── Exercise data

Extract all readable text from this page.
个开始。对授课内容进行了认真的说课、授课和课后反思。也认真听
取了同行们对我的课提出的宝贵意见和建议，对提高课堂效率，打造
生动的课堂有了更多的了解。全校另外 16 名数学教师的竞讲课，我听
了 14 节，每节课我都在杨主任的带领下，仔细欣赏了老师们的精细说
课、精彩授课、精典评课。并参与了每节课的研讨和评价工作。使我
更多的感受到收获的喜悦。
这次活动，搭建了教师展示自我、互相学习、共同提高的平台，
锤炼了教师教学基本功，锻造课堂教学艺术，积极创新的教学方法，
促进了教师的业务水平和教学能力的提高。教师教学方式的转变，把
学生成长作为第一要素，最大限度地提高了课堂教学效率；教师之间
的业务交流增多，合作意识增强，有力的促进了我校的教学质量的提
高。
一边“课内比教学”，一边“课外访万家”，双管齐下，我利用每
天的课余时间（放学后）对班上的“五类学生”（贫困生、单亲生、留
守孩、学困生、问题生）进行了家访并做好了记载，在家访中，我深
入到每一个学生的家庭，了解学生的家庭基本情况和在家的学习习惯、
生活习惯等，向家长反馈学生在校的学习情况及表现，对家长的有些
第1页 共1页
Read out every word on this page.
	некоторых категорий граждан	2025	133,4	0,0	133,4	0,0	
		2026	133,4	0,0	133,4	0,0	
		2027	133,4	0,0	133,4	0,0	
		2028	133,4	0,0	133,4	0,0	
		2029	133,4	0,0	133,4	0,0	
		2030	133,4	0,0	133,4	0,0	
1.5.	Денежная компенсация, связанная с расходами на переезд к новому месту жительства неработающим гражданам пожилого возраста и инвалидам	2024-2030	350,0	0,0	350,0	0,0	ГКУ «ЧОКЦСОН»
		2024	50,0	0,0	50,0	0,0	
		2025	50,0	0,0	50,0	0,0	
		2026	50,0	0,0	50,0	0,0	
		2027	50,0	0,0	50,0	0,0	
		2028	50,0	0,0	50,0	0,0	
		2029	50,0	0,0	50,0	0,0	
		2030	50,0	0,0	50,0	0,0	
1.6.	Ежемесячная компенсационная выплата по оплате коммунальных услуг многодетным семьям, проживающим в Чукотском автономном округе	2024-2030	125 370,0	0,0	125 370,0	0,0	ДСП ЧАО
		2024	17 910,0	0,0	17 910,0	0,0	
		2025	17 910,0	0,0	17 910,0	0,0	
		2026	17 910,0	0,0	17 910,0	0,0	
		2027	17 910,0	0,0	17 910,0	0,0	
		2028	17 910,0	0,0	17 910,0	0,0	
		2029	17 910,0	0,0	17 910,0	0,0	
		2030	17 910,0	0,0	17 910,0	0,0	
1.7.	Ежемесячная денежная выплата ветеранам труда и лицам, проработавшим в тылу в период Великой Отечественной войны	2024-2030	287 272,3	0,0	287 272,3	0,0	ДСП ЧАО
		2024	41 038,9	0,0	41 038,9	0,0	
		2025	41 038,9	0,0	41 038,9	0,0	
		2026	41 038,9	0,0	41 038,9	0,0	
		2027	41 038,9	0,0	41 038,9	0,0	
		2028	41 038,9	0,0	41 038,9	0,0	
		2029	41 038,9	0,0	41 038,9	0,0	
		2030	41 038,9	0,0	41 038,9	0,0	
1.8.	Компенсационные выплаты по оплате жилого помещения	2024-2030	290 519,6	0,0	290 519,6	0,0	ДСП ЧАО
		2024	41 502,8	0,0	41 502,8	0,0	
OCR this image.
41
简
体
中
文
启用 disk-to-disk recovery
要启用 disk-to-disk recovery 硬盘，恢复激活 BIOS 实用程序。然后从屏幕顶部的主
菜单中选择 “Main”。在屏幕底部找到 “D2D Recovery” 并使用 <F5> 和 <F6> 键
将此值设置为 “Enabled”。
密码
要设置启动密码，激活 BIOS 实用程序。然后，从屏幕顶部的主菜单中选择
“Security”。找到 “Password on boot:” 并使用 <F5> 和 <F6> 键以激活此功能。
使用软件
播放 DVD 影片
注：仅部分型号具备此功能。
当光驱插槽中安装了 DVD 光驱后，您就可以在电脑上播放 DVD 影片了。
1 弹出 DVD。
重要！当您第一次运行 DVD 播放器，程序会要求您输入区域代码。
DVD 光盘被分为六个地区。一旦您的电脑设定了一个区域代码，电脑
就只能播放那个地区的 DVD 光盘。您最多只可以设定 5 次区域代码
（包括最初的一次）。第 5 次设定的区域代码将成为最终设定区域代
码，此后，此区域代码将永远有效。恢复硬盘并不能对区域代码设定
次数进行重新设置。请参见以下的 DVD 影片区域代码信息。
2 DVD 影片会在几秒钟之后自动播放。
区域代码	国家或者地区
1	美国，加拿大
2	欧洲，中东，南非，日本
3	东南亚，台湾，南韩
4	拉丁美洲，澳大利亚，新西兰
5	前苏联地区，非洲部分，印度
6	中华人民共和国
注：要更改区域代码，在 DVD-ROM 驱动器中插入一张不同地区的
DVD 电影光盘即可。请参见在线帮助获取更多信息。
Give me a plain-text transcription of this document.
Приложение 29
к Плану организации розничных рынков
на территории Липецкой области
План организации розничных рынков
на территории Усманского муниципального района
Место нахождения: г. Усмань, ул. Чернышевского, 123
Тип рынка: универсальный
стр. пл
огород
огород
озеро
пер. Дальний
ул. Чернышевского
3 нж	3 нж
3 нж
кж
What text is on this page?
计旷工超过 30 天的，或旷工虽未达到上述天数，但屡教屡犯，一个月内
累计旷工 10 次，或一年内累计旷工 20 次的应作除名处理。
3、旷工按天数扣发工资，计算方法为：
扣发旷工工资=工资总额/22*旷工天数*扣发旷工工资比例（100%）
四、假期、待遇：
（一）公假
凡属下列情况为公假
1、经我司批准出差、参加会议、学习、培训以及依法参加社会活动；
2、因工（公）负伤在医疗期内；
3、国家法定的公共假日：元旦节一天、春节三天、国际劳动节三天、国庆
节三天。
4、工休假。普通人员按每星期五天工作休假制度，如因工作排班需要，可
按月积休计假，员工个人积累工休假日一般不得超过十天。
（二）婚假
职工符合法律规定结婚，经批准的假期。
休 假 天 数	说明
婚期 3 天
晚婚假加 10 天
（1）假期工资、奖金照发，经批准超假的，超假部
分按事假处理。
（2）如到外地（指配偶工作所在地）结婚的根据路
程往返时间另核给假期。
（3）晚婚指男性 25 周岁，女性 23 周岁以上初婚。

────

(Exercise objective)
Write out every line exactly as it stands.

(Exercise solution)
Extract all readable text from this page.
个开始。对授课内容进行了认真的说课、授课和课后反思。也认真听
取了同行们对我的课提出的宝贵意见和建议，对提高课堂效率，打造
生动的课堂有了更多的了解。全校另外 16 名数学教师的竞讲课，我听
了 14 节，每节课我都在杨主任的带领下，仔细欣赏了老师们的精细说
课、精彩授课、精典评课。并参与了每节课的研讨和评价工作。使我
更多的感受到收获的喜悦。
这次活动，搭建了教师展示自我、互相学习、共同提高的平台，
锤炼了教师教学基本功，锻造课堂教学艺术，积极创新的教学方法，
促进了教师的业务水平和教学能力的提高。教师教学方式的转变，把
学生成长作为第一要素，最大限度地提高了课堂教学效率；教师之间
的业务交流增多，合作意识增强，有力的促进了我校的教学质量的提
高。
一边“课内比教学”，一边“课外访万家”，双管齐下，我利用每
天的课余时间（放学后）对班上的“五类学生”（贫困生、单亲生、留
守孩、学困生、问题生）进行了家访并做好了记载，在家访中，我深
入到每一个学生的家庭，了解学生的家庭基本情况和在家的学习习惯、
生活习惯等，向家长反馈学生在校的学习情况及表现，对家长的有些
第1页 共1页
Read out every word on this page.
	некоторых категорий граждан	2025	133,4	0,0	133,4	0,0	
		2026	133,4	0,0	133,4	0,0	
		2027	133,4	0,0	133,4	0,0	
		2028	133,4	0,0	133,4	0,0	
		2029	133,4	0,0	133,4	0,0	
		2030	133,4	0,0	133,4	0,0	
1.5.	Денежная компенсация, связанная с расходами на переезд к новому месту жительства неработающим гражданам пожилого возраста и инвалидам	2024-2030	350,0	0,0	350,0	0,0	ГКУ «ЧОКЦСОН»
		2024	50,0	0,0	50,0	0,0	
		2025	50,0	0,0	50,0	0,0	
		2026	50,0	0,0	50,0	0,0	
		2027	50,0	0,0	50,0	0,0	
		2028	50,0	0,0	50,0	0,0	
		2029	50,0	0,0	50,0	0,0	
		2030	50,0	0,0	50,0	0,0	
1.6.	Ежемесячная компенсационная выплата по оплате коммунальных услуг многодетным семьям, проживающим в Чукотском автономном округе	2024-2030	125 370,0	0,0	125 370,0	0,0	ДСП ЧАО
		2024	17 910,0	0,0	17 910,0	0,0	
		2025	17 910,0	0,0	17 910,0	0,0	
		2026	17 910,0	0,0	17 910,0	0,0	
		2027	17 910,0	0,0	17 910,0	0,0	
		2028	17 910,0	0,0	17 910,0	0,0	
		2029	17 910,0	0,0	17 910,0	0,0	
		2030	17 910,0	0,0	17 910,0	0,0	
1.7.	Ежемесячная денежная выплата ветеранам труда и лицам, проработавшим в тылу в период Великой Отечественной войны	2024-2030	287 272,3	0,0	287 272,3	0,0	ДСП ЧАО
		2024	41 038,9	0,0	41 038,9	0,0	
		2025	41 038,9	0,0	41 038,9	0,0	
		2026	41 038,9	0,0	41 038,9	0,0	
		2027	41 038,9	0,0	41 038,9	0,0	
		2028	41 038,9	0,0	41 038,9	0,0	
		2029	41 038,9	0,0	41 038,9	0,0	
		2030	41 038,9	0,0	41 038,9	0,0	
1.8.	Компенсационные выплаты по оплате жилого помещения	2024-2030	290 519,6	0,0	290 519,6	0,0	ДСП ЧАО
		2024	41 502,8	0,0	41 502,8	0,0	
OCR this image.
41
简
体
中
文
启用 disk-to-disk recovery
要启用 disk-to-disk recovery 硬盘，恢复激活 BIOS 实用程序。然后从屏幕顶部的主
菜单中选择 “Main”。在屏幕底部找到 “D2D Recovery” 并使用 <F5> 和 <F6> 键
将此值设置为 “Enabled”。
密码
要设置启动密码，激活 BIOS 实用程序。然后，从屏幕顶部的主菜单中选择
“Security”。找到 “Password on boot:” 并使用 <F5> 和 <F6> 键以激活此功能。
使用软件
播放 DVD 影片
注：仅部分型号具备此功能。
当光驱插槽中安装了 DVD 光驱后，您就可以在电脑上播放 DVD 影片了。
1 弹出 DVD。
重要！当您第一次运行 DVD 播放器，程序会要求您输入区域代码。
DVD 光盘被分为六个地区。一旦您的电脑设定了一个区域代码，电脑
就只能播放那个地区的 DVD 光盘。您最多只可以设定 5 次区域代码
（包括最初的一次）。第 5 次设定的区域代码将成为最终设定区域代
码，此后，此区域代码将永远有效。恢复硬盘并不能对区域代码设定
次数进行重新设置。请参见以下的 DVD 影片区域代码信息。
2 DVD 影片会在几秒钟之后自动播放。
区域代码	国家或者地区
1	美国，加拿大
2	欧洲，中东，南非，日本
3	东南亚，台湾，南韩
4	拉丁美洲，澳大利亚，新西兰
5	前苏联地区，非洲部分，印度
6	中华人民共和国
注：要更改区域代码，在 DVD-ROM 驱动器中插入一张不同地区的
DVD 电影光盘即可。请参见在线帮助获取更多信息。
Give me a plain-text transcription of this document.
Приложение 29
к Плану организации розничных рынков
на территории Липецкой области
План организации розничных рынков
на территории Усманского муниципального района
Место нахождения: г. Усмань, ул. Чернышевского, 123
Тип рынка: универсальный
стр. пл
огород
огород
озеро
пер. Дальний
ул. Чернышевского
3 нж	3 нж
3 нж
кж
What text is on this page?
计旷工超过 30 天的，或旷工虽未达到上述天数，但屡教屡犯，一个月内
累计旷工 10 次，或一年内累计旷工 20 次的应作除名处理。
3、旷工按天数扣发工资，计算方法为：
扣发旷工工资=工资总额/22*旷工天数*扣发旷工工资比例（100%）
四、假期、待遇：
（一）公假
凡属下列情况为公假
1、经我司批准出差、参加会议、学习、培训以及依法参加社会活动；
2、因工（公）负伤在医疗期内；
3、国家法定的公共假日：元旦节一天、春节三天、国际劳动节三天、国庆
节三天。
4、工休假。普通人员按每星期五天工作休假制度，如因工作排班需要，可
按月积休计假，员工个人积累工休假日一般不得超过十天。
（二）婚假
职工符合法律规定结婚，经批准的假期。
休 假 天 数	说明
婚期 3 天
晚婚假加 10 天
（1）假期工资、奖金照发，经批准超假的，超假部
分按事假处理。
（2）如到外地（指配偶工作所在地）结婚的根据路
程往返时间另核给假期。
（3）晚婚指男性 25 周岁，女性 23 周岁以上初婚。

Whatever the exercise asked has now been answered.